### Goal of the exercise
Pick out every line holding the string "wielu" and copy it.

### Records for the exercise
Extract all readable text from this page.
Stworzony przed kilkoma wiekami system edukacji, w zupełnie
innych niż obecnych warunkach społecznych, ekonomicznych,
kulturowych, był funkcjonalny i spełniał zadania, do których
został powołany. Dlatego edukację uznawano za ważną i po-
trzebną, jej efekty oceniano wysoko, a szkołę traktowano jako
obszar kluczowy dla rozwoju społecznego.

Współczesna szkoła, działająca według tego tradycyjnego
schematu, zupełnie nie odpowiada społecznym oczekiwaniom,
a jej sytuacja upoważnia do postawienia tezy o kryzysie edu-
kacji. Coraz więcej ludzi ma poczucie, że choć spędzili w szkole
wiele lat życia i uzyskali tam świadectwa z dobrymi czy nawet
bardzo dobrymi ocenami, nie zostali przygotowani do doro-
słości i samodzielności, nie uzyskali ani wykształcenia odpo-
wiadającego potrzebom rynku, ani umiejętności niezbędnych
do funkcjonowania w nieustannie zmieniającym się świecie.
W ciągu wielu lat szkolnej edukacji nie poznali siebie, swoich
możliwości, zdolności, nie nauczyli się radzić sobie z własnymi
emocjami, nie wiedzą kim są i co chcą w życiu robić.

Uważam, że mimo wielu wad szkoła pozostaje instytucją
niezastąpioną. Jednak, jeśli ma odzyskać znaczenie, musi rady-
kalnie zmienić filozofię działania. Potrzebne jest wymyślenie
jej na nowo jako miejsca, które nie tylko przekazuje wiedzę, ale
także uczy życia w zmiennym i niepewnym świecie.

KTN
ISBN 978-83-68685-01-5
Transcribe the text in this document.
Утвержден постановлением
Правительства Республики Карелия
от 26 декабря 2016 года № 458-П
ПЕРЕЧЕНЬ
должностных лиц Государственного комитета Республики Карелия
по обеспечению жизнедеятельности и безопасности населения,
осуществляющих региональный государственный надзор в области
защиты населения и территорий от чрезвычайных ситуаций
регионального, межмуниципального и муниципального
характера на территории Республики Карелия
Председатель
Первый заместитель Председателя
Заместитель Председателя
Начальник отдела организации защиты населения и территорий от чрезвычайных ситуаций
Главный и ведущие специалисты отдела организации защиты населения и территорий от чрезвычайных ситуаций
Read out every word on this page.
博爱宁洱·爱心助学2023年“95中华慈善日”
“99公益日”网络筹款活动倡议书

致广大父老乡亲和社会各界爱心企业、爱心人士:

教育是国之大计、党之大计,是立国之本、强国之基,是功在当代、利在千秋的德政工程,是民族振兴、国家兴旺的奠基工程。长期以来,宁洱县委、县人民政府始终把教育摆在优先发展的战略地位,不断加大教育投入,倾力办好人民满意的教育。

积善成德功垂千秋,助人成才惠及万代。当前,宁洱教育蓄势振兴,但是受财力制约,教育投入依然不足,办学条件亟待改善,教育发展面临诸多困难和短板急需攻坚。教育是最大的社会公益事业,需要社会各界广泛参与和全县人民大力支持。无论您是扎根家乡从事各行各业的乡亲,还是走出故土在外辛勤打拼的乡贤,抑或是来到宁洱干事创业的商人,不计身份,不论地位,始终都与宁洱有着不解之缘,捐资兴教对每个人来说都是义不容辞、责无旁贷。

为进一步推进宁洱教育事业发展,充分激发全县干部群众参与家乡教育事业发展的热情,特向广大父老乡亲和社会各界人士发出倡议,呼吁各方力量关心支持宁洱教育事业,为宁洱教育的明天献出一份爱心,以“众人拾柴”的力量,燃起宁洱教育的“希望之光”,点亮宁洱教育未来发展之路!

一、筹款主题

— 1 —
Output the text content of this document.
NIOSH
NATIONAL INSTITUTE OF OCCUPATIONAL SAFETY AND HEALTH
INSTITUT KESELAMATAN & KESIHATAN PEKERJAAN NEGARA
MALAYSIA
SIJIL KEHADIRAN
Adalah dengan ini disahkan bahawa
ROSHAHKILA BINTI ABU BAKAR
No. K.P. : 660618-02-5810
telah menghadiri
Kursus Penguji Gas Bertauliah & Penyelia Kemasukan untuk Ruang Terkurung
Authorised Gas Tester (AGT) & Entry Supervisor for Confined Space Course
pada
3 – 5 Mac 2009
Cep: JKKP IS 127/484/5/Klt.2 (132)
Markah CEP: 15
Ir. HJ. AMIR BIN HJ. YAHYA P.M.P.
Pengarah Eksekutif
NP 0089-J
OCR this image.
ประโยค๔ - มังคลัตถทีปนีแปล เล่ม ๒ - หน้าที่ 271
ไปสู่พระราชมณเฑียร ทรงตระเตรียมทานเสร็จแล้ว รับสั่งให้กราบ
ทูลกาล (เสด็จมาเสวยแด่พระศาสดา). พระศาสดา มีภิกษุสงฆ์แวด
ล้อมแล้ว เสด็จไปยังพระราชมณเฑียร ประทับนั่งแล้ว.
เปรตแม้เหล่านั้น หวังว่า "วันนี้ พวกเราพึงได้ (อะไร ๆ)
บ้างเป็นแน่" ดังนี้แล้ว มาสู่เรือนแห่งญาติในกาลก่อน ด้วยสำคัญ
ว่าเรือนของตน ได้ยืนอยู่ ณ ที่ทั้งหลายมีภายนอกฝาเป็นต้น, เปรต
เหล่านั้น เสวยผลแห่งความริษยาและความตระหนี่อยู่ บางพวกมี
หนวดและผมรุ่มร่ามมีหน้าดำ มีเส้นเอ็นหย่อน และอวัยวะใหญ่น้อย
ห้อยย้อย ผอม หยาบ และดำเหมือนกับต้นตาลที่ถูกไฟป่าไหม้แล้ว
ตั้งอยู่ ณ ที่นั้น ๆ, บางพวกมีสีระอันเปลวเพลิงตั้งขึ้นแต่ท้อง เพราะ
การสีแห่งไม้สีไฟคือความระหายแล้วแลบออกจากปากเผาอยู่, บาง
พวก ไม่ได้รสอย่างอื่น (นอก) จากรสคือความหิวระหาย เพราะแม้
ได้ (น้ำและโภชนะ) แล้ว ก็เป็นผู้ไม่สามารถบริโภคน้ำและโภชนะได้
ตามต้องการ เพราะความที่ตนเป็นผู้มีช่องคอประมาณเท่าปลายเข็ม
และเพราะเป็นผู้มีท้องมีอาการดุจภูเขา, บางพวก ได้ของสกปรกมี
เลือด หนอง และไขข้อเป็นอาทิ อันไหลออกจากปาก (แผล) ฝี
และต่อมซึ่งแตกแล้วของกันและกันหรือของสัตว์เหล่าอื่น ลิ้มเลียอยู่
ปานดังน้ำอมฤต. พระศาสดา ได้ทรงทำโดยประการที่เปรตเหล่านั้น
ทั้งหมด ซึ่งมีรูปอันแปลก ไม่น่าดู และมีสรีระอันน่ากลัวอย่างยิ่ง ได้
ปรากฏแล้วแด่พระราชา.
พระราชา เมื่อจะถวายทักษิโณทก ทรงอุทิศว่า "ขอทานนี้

### The solution
W ciągu wielu lat szkolnej edukacji nie poznali siebie, swoich
Uważam, że mimo wielu wad szkoła pozostaje instytucją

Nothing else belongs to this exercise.